>> Begin

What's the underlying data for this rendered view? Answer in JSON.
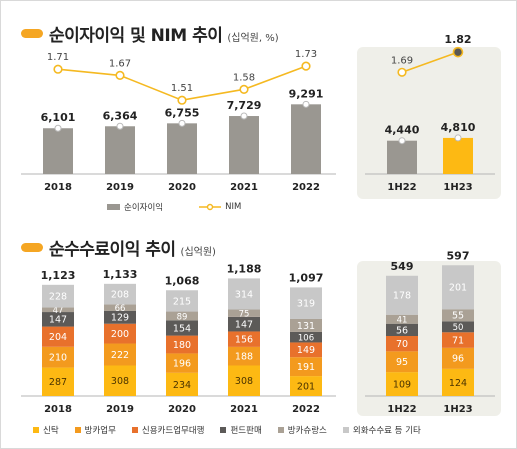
{
  "section1": {
    "title": "순이자이익 및 NIM 추이",
    "unit": "(십억원, %)"
  },
  "section2": {
    "title": "순수수료이익 추이",
    "unit": "(십억원)"
  },
  "colors": {
    "bar_gray": "#9a9791",
    "bar_highlight": "#fdb913",
    "nim_line": "#f5b921",
    "panel": "#efefe9",
    "title_mark": "#f5a623",
    "fee": [
      "#fdb913",
      "#f39a1e",
      "#e8712c",
      "#5c5a58",
      "#aaa195",
      "#c8c8c8"
    ]
  },
  "chart_data": [
    {
      "type": "bar",
      "subtype": "bar_with_line",
      "categories": [
        "2018",
        "2019",
        "2020",
        "2021",
        "2022"
      ],
      "series": [
        {
          "name": "순이자이익",
          "values": [
            6101,
            6364,
            6755,
            7729,
            9291
          ]
        },
        {
          "name": "NIM",
          "values": [
            1.71,
            1.67,
            1.51,
            1.58,
            1.73
          ]
        }
      ],
      "value_labels": [
        "6,101",
        "6,364",
        "6,755",
        "7,729",
        "9,291"
      ],
      "nim_labels": [
        "1.71",
        "1.67",
        "1.51",
        "1.58",
        "1.73"
      ],
      "legend": [
        "순이자이익",
        "NIM"
      ]
    },
    {
      "type": "bar",
      "subtype": "bar_with_line",
      "categories": [
        "1H22",
        "1H23"
      ],
      "series": [
        {
          "name": "순이자이익",
          "values": [
            4440,
            4810
          ]
        },
        {
          "name": "NIM",
          "values": [
            1.69,
            1.82
          ]
        }
      ],
      "value_labels": [
        "4,440",
        "4,810"
      ],
      "nim_labels": [
        "1.69",
        "1.82"
      ]
    },
    {
      "type": "bar",
      "subtype": "stacked",
      "categories": [
        "2018",
        "2019",
        "2020",
        "2021",
        "2022"
      ],
      "series": [
        {
          "name": "신탁",
          "values": [
            287,
            308,
            234,
            308,
            201
          ]
        },
        {
          "name": "방카업무",
          "values": [
            210,
            222,
            196,
            188,
            191
          ]
        },
        {
          "name": "신용카드업무대행",
          "values": [
            204,
            200,
            180,
            156,
            149
          ]
        },
        {
          "name": "펀드판매",
          "values": [
            147,
            129,
            154,
            147,
            106
          ]
        },
        {
          "name": "방카슈랑스",
          "values": [
            47,
            66,
            89,
            75,
            131
          ]
        },
        {
          "name": "외화수수료 등 기타",
          "values": [
            228,
            208,
            215,
            314,
            319
          ]
        }
      ],
      "totals": [
        1123,
        1133,
        1068,
        1188,
        1097
      ],
      "total_labels": [
        "1,123",
        "1,133",
        "1,068",
        "1,188",
        "1,097"
      ],
      "legend": [
        "신탁",
        "방카업무",
        "신용카드업무대행",
        "펀드판매",
        "방카슈랑스",
        "외화수수료 등 기타"
      ]
    },
    {
      "type": "bar",
      "subtype": "stacked",
      "categories": [
        "1H22",
        "1H23"
      ],
      "series": [
        {
          "name": "신탁",
          "values": [
            109,
            124
          ]
        },
        {
          "name": "방카업무",
          "values": [
            95,
            96
          ]
        },
        {
          "name": "신용카드업무대행",
          "values": [
            70,
            71
          ]
        },
        {
          "name": "펀드판매",
          "values": [
            56,
            50
          ]
        },
        {
          "name": "방카슈랑스",
          "values": [
            41,
            55
          ]
        },
        {
          "name": "외화수수료 등 기타",
          "values": [
            178,
            201
          ]
        }
      ],
      "totals": [
        549,
        597
      ],
      "total_labels": [
        "549",
        "597"
      ]
    }
  ]
}
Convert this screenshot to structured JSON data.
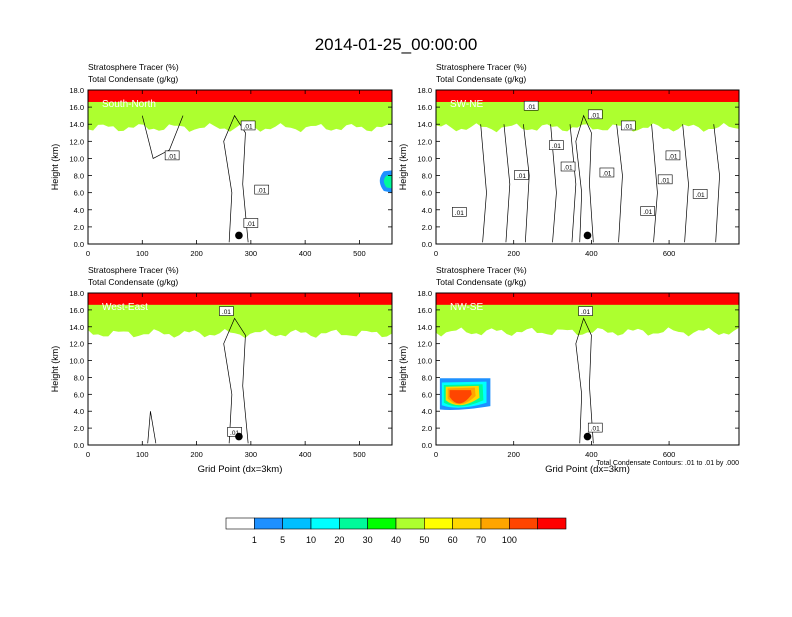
{
  "figure": {
    "title": "2014-01-25_00:00:00",
    "contour_note": "Total Condensate Contours: .01 to .01 by .000"
  },
  "chart_data": [
    {
      "type": "heatmap",
      "panel_label": "South-North",
      "subtitle_1": "Stratosphere Tracer   (%)",
      "subtitle_2": "Total Condensate   (g/kg)",
      "ylabel": "Height (km)",
      "xlabel": "",
      "xlim": [
        0,
        560
      ],
      "ylim": [
        0,
        18
      ],
      "xticks": [
        0,
        100,
        200,
        300,
        400,
        500
      ],
      "yticks": [
        "0.0",
        "2.0",
        "4.0",
        "6.0",
        "8.0",
        "10.0",
        "12.0",
        "14.0",
        "16.0",
        "18.0"
      ],
      "marker": {
        "x": 278,
        "y": 1.0
      },
      "contour_labels": [
        {
          "x": 295,
          "y": 13.8,
          "text": ".01"
        },
        {
          "x": 155,
          "y": 10.3,
          "text": ".01"
        },
        {
          "x": 320,
          "y": 6.3,
          "text": ".01"
        },
        {
          "x": 300,
          "y": 2.4,
          "text": ".01"
        }
      ]
    },
    {
      "type": "heatmap",
      "panel_label": "SW-NE",
      "subtitle_1": "Stratosphere Tracer   (%)",
      "subtitle_2": "Total Condensate   (g/kg)",
      "ylabel": "Height (km)",
      "xlabel": "",
      "xlim": [
        0,
        780
      ],
      "ylim": [
        0,
        18
      ],
      "xticks": [
        0,
        200,
        400,
        600
      ],
      "yticks": [
        "0.0",
        "2.0",
        "4.0",
        "6.0",
        "8.0",
        "10.0",
        "12.0",
        "14.0",
        "16.0",
        "18.0"
      ],
      "marker": {
        "x": 390,
        "y": 1.0
      },
      "contour_labels": [
        {
          "x": 245,
          "y": 16.1,
          "text": ".01"
        },
        {
          "x": 410,
          "y": 15.1,
          "text": ".01"
        },
        {
          "x": 495,
          "y": 13.8,
          "text": ".01"
        },
        {
          "x": 310,
          "y": 11.5,
          "text": ".01"
        },
        {
          "x": 340,
          "y": 9.0,
          "text": ".01"
        },
        {
          "x": 440,
          "y": 8.3,
          "text": ".01"
        },
        {
          "x": 220,
          "y": 8.0,
          "text": ".01"
        },
        {
          "x": 610,
          "y": 10.3,
          "text": ".01"
        },
        {
          "x": 590,
          "y": 7.5,
          "text": ".01"
        },
        {
          "x": 680,
          "y": 5.8,
          "text": ".01"
        },
        {
          "x": 60,
          "y": 3.7,
          "text": ".01"
        },
        {
          "x": 545,
          "y": 3.8,
          "text": ".01"
        }
      ]
    },
    {
      "type": "heatmap",
      "panel_label": "West-East",
      "subtitle_1": "Stratosphere Tracer   (%)",
      "subtitle_2": "Total Condensate   (g/kg)",
      "ylabel": "Height (km)",
      "xlabel": "Grid Point (dx=3km)",
      "xlim": [
        0,
        560
      ],
      "ylim": [
        0,
        18
      ],
      "xticks": [
        0,
        100,
        200,
        300,
        400,
        500
      ],
      "yticks": [
        "0.0",
        "2.0",
        "4.0",
        "6.0",
        "8.0",
        "10.0",
        "12.0",
        "14.0",
        "16.0",
        "18.0"
      ],
      "marker": {
        "x": 278,
        "y": 1.0
      },
      "contour_labels": [
        {
          "x": 255,
          "y": 15.8,
          "text": ".01"
        },
        {
          "x": 270,
          "y": 1.5,
          "text": ".01"
        }
      ]
    },
    {
      "type": "heatmap",
      "panel_label": "NW-SE",
      "subtitle_1": "Stratosphere Tracer   (%)",
      "subtitle_2": "Total Condensate   (g/kg)",
      "ylabel": "Height (km)",
      "xlabel": "Grid Point (dx=3km)",
      "xlim": [
        0,
        780
      ],
      "ylim": [
        0,
        18
      ],
      "xticks": [
        0,
        200,
        400,
        600
      ],
      "yticks": [
        "0.0",
        "2.0",
        "4.0",
        "6.0",
        "8.0",
        "10.0",
        "12.0",
        "14.0",
        "16.0",
        "18.0"
      ],
      "marker": {
        "x": 390,
        "y": 1.0
      },
      "contour_labels": [
        {
          "x": 385,
          "y": 15.8,
          "text": ".01"
        },
        {
          "x": 410,
          "y": 2.0,
          "text": ".01"
        }
      ]
    }
  ],
  "colorbar": {
    "ticks": [
      "1",
      "5",
      "10",
      "20",
      "30",
      "40",
      "50",
      "60",
      "70",
      "100"
    ],
    "colors": [
      "#ffffff",
      "#1e90ff",
      "#00bfff",
      "#00ffff",
      "#00fa9a",
      "#00ff00",
      "#adff2f",
      "#ffff00",
      "#ffd700",
      "#ffa500",
      "#ff4500",
      "#ff0000"
    ]
  }
}
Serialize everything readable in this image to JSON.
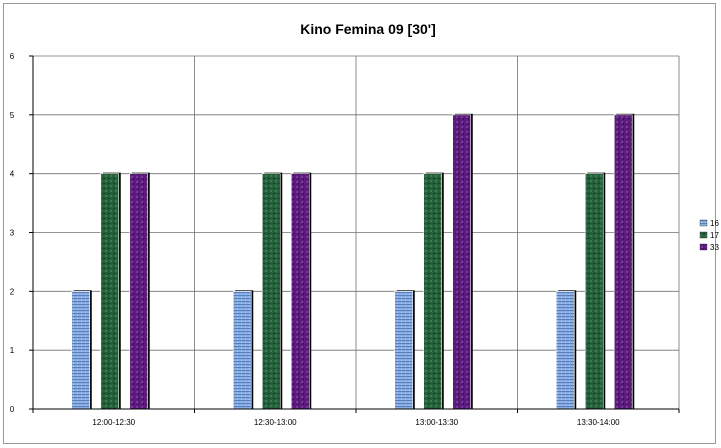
{
  "chart_data": {
    "type": "bar",
    "title": "Kino Femina 09   [30']",
    "xlabel": "",
    "ylabel": "",
    "categories": [
      "12:00-12:30",
      "12:30-13:00",
      "13:00-13:30",
      "13:30-14:00"
    ],
    "series": [
      {
        "name": "16",
        "color": "#7b9fd6",
        "values": [
          2,
          2,
          2,
          2
        ]
      },
      {
        "name": "17",
        "color": "#1f5a33",
        "values": [
          4,
          4,
          4,
          4
        ]
      },
      {
        "name": "33",
        "color": "#5a1a7a",
        "values": [
          4,
          4,
          5,
          5
        ]
      }
    ],
    "ylim": [
      0,
      6
    ],
    "yticks": [
      0,
      1,
      2,
      3,
      4,
      5,
      6
    ],
    "grid": true,
    "legend": "right"
  }
}
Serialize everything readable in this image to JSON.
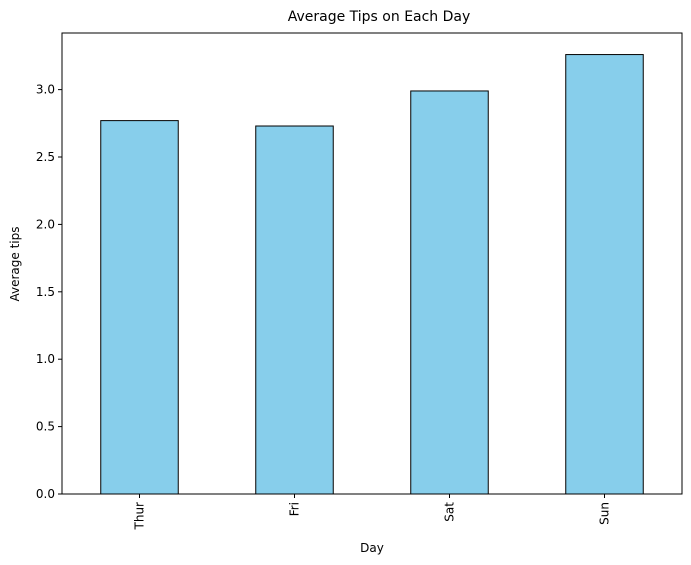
{
  "chart_data": {
    "type": "bar",
    "title": "Average Tips on Each Day",
    "xlabel": "Day",
    "ylabel": "Average tips",
    "categories": [
      "Thur",
      "Fri",
      "Sat",
      "Sun"
    ],
    "values": [
      2.77,
      2.73,
      2.99,
      3.26
    ],
    "ylim": [
      0,
      3.42
    ],
    "yticks": [
      "0.0",
      "0.5",
      "1.0",
      "1.5",
      "2.0",
      "2.5",
      "3.0"
    ],
    "grid": false,
    "bar_color": "#87CEEB",
    "bar_edge_color": "#000000"
  }
}
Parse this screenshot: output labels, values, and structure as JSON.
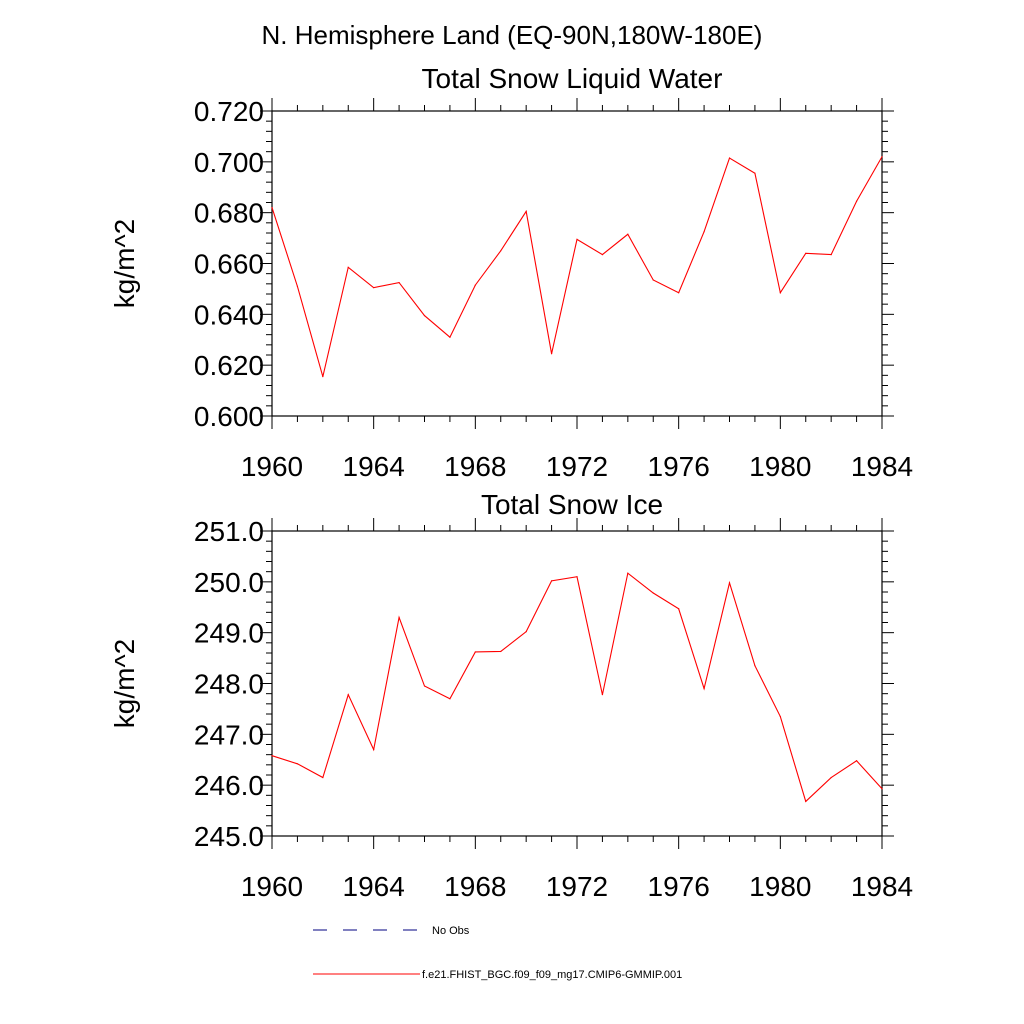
{
  "page_title": "N. Hemisphere Land (EQ-90N,180W-180E)",
  "legend": {
    "obs_label": "No Obs",
    "model_label": "f.e21.FHIST_BGC.f09_f09_mg17.CMIP6-GMMIP.001",
    "model_color": "#ff0000",
    "obs_color": "#000080"
  },
  "chart_data": [
    {
      "type": "line",
      "title": "Total Snow Liquid Water",
      "xlabel": "",
      "ylabel": "kg/m^2",
      "xlim": [
        1960,
        1984
      ],
      "ylim": [
        0.6,
        0.72
      ],
      "x_ticks": [
        1960,
        1964,
        1968,
        1972,
        1976,
        1980,
        1984
      ],
      "x_tick_labels": [
        "1960",
        "1964",
        "1968",
        "1972",
        "1976",
        "1980",
        "1984"
      ],
      "y_ticks": [
        0.6,
        0.62,
        0.64,
        0.66,
        0.68,
        0.7,
        0.72
      ],
      "y_tick_labels": [
        "0.600",
        "0.620",
        "0.640",
        "0.660",
        "0.680",
        "0.700",
        "0.720"
      ],
      "grid": false,
      "series": [
        {
          "name": "f.e21.FHIST_BGC.f09_f09_mg17.CMIP6-GMMIP.001",
          "color": "#ff0000",
          "x": [
            1960,
            1961,
            1962,
            1963,
            1964,
            1965,
            1966,
            1967,
            1968,
            1969,
            1970,
            1971,
            1972,
            1973,
            1974,
            1975,
            1976,
            1977,
            1978,
            1979,
            1980,
            1981,
            1982,
            1983,
            1984
          ],
          "values": [
            0.682,
            0.651,
            0.6155,
            0.6585,
            0.6505,
            0.6525,
            0.6395,
            0.631,
            0.6515,
            0.665,
            0.6805,
            0.6245,
            0.6695,
            0.6635,
            0.6715,
            0.6535,
            0.6485,
            0.6725,
            0.7015,
            0.6955,
            0.6485,
            0.664,
            0.6635,
            0.6845,
            0.702
          ]
        }
      ]
    },
    {
      "type": "line",
      "title": "Total Snow Ice",
      "xlabel": "",
      "ylabel": "kg/m^2",
      "xlim": [
        1960,
        1984
      ],
      "ylim": [
        245.0,
        251.0
      ],
      "x_ticks": [
        1960,
        1964,
        1968,
        1972,
        1976,
        1980,
        1984
      ],
      "x_tick_labels": [
        "1960",
        "1964",
        "1968",
        "1972",
        "1976",
        "1980",
        "1984"
      ],
      "y_ticks": [
        245.0,
        246.0,
        247.0,
        248.0,
        249.0,
        250.0,
        251.0
      ],
      "y_tick_labels": [
        "245.0",
        "246.0",
        "247.0",
        "248.0",
        "249.0",
        "250.0",
        "251.0"
      ],
      "grid": false,
      "series": [
        {
          "name": "f.e21.FHIST_BGC.f09_f09_mg17.CMIP6-GMMIP.001",
          "color": "#ff0000",
          "x": [
            1960,
            1961,
            1962,
            1963,
            1964,
            1965,
            1966,
            1967,
            1968,
            1969,
            1970,
            1971,
            1972,
            1973,
            1974,
            1975,
            1976,
            1977,
            1978,
            1979,
            1980,
            1981,
            1982,
            1983,
            1984
          ],
          "values": [
            246.58,
            246.42,
            246.15,
            247.78,
            246.7,
            249.3,
            247.95,
            247.7,
            248.62,
            248.63,
            249.02,
            250.02,
            250.1,
            247.78,
            250.17,
            249.78,
            249.47,
            247.9,
            249.98,
            248.35,
            247.35,
            245.68,
            246.15,
            246.48,
            245.93
          ]
        }
      ]
    }
  ]
}
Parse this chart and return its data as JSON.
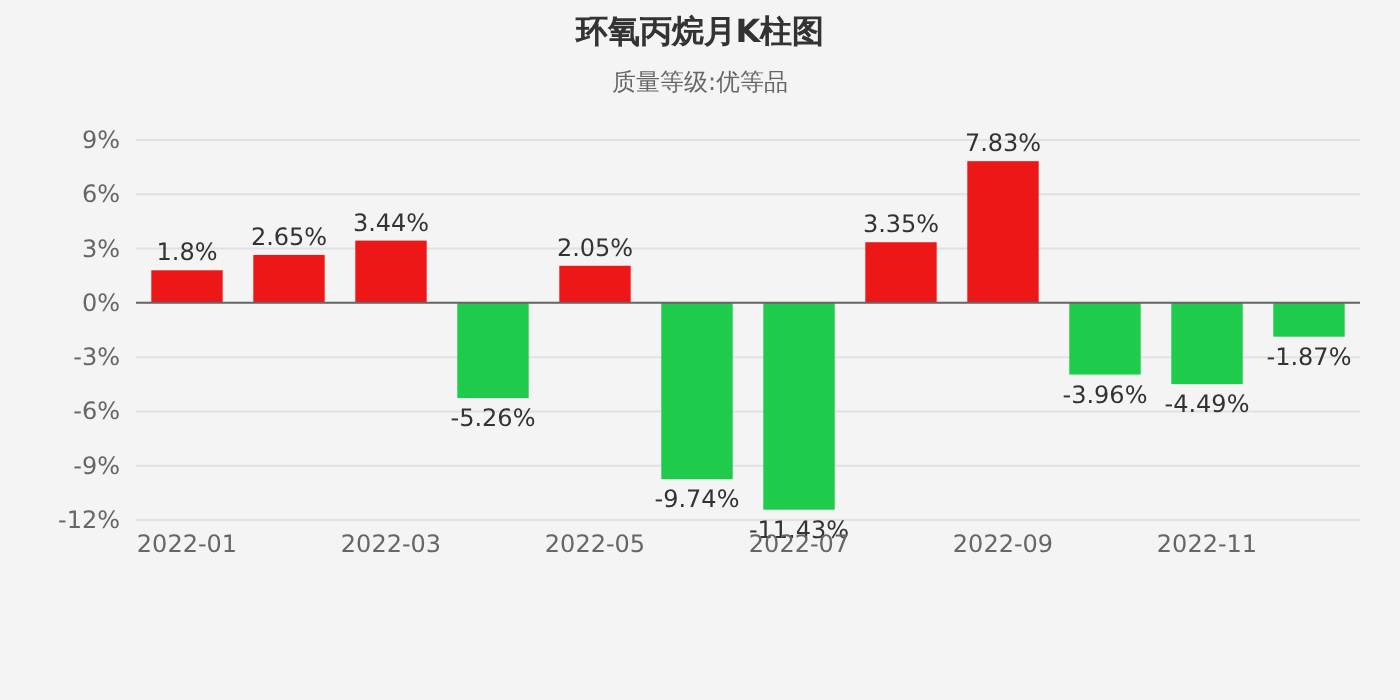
{
  "chart_data": {
    "type": "bar",
    "title": "环氧丙烷月K柱图",
    "subtitle": "质量等级:优等品",
    "categories": [
      "2022-01",
      null,
      "2022-03",
      null,
      "2022-05",
      null,
      "2022-07",
      null,
      "2022-09",
      null,
      "2022-11",
      null
    ],
    "values": [
      1.8,
      2.65,
      3.44,
      -5.26,
      2.05,
      -9.74,
      -11.43,
      3.35,
      7.83,
      -3.96,
      -4.49,
      -1.87
    ],
    "colors": [
      "#ee1717",
      "#ee1717",
      "#ee1717",
      "#1ecb4a",
      "#ee1717",
      "#1ecb4a",
      "#1ecb4a",
      "#ee1717",
      "#ee1717",
      "#1ecb4a",
      "#1ecb4a",
      "#1ecb4a"
    ],
    "value_labels": [
      "1.8%",
      "2.65%",
      "3.44%",
      "-5.26%",
      "2.05%",
      "-9.74%",
      "-11.43%",
      "3.35%",
      "7.83%",
      "-3.96%",
      "-4.49%",
      "-1.87%"
    ],
    "ylim": [
      -12,
      9
    ],
    "yticks": [
      {
        "value": -12,
        "label": "-12%"
      },
      {
        "value": -9,
        "label": "-9%"
      },
      {
        "value": -6,
        "label": "-6%"
      },
      {
        "value": -3,
        "label": "-3%"
      },
      {
        "value": 0,
        "label": "0%"
      },
      {
        "value": 3,
        "label": "3%"
      },
      {
        "value": 6,
        "label": "6%"
      },
      {
        "value": 9,
        "label": "9%"
      }
    ],
    "grid": "y"
  }
}
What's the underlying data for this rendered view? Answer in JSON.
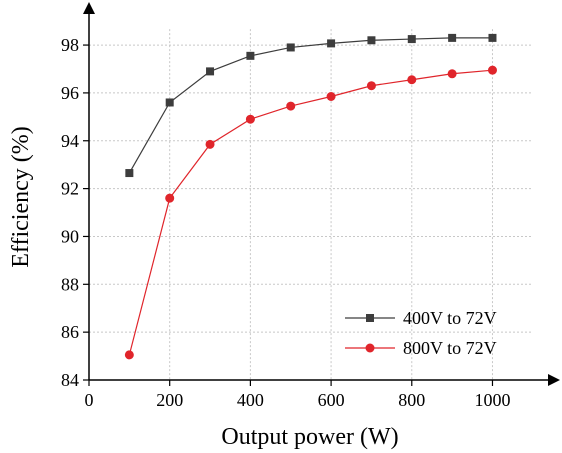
{
  "chart_data": {
    "type": "line",
    "xlabel": "Output power (W)",
    "ylabel": "Efficiency (%)",
    "xlim": [
      0,
      1150
    ],
    "ylim": [
      84,
      99.8
    ],
    "x_ticks": [
      0,
      200,
      400,
      600,
      800,
      1000
    ],
    "y_ticks": [
      84,
      86,
      88,
      90,
      92,
      94,
      96,
      98
    ],
    "grid": true,
    "legend_position": "bottom-right",
    "x": [
      100,
      200,
      300,
      400,
      500,
      600,
      700,
      800,
      900,
      1000
    ],
    "series": [
      {
        "name": "400V to 72V",
        "color": "#3d3d3d",
        "marker": "square",
        "values": [
          92.65,
          95.6,
          96.9,
          97.55,
          97.9,
          98.07,
          98.2,
          98.25,
          98.3,
          98.3
        ]
      },
      {
        "name": "800V to 72V",
        "color": "#e0252b",
        "marker": "circle",
        "values": [
          85.05,
          91.6,
          93.85,
          94.9,
          95.45,
          95.85,
          96.3,
          96.55,
          96.8,
          96.95
        ]
      }
    ]
  }
}
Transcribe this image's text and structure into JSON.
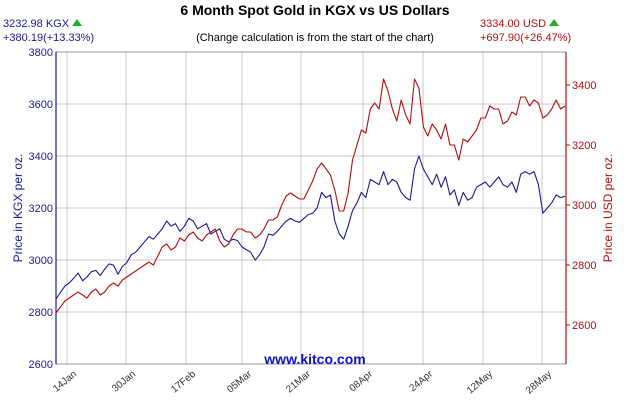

>> End

**Set problem:** Go over the records above and tally each line that includes "screenshot". Give the total by itself.

**Written answer:** 2